Below are the entries; state how many of their lines contain the string "days", and nothing more.

[Saved entries]
_____

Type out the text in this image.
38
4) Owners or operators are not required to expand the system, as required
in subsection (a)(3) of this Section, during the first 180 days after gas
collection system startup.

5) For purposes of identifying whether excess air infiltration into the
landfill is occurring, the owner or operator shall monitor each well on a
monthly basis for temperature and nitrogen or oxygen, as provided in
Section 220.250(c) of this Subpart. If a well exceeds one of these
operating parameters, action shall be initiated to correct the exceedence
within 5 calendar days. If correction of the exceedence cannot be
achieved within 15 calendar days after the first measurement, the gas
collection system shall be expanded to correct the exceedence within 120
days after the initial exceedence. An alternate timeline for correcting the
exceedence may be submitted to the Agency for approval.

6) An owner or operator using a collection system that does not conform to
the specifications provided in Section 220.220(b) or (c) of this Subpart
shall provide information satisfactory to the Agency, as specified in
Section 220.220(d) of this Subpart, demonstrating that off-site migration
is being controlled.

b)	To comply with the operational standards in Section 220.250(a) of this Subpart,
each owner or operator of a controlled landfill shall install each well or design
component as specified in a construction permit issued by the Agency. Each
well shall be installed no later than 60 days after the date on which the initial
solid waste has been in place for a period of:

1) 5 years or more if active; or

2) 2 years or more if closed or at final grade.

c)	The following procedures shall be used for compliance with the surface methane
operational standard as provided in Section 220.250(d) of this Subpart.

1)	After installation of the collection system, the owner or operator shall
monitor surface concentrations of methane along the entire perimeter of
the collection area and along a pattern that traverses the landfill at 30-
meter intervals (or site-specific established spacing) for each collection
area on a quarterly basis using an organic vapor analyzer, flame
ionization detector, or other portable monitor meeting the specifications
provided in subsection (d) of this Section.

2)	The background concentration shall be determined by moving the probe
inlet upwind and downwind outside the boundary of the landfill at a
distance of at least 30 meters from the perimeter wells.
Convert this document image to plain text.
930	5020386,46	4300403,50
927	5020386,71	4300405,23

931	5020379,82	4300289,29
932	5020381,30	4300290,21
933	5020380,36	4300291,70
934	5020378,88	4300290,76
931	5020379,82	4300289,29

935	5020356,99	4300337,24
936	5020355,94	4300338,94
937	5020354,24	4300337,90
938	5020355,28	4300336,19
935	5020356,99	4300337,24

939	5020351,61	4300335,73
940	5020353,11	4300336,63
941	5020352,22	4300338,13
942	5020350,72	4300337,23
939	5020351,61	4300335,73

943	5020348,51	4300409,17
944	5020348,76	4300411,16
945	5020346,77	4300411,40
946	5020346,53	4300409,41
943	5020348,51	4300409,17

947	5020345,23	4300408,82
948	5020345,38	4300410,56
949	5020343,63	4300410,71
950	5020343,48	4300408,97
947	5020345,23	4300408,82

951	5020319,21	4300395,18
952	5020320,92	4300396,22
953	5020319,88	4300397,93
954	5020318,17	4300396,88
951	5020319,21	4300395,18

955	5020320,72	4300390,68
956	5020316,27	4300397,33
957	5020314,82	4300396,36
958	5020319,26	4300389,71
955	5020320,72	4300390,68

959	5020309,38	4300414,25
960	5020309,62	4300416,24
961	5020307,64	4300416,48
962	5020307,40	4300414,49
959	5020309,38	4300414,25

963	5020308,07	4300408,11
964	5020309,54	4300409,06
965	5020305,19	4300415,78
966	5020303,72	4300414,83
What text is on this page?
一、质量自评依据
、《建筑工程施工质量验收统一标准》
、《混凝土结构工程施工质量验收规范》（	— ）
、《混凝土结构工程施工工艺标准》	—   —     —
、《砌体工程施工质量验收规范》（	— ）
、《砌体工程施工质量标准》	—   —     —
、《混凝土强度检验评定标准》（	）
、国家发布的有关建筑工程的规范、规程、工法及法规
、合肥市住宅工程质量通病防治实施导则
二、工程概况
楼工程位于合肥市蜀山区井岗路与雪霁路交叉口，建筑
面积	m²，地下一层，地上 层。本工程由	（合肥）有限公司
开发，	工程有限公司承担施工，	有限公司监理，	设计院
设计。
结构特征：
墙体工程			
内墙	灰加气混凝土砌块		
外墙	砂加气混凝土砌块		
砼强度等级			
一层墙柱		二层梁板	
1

_____

▸ Full response
5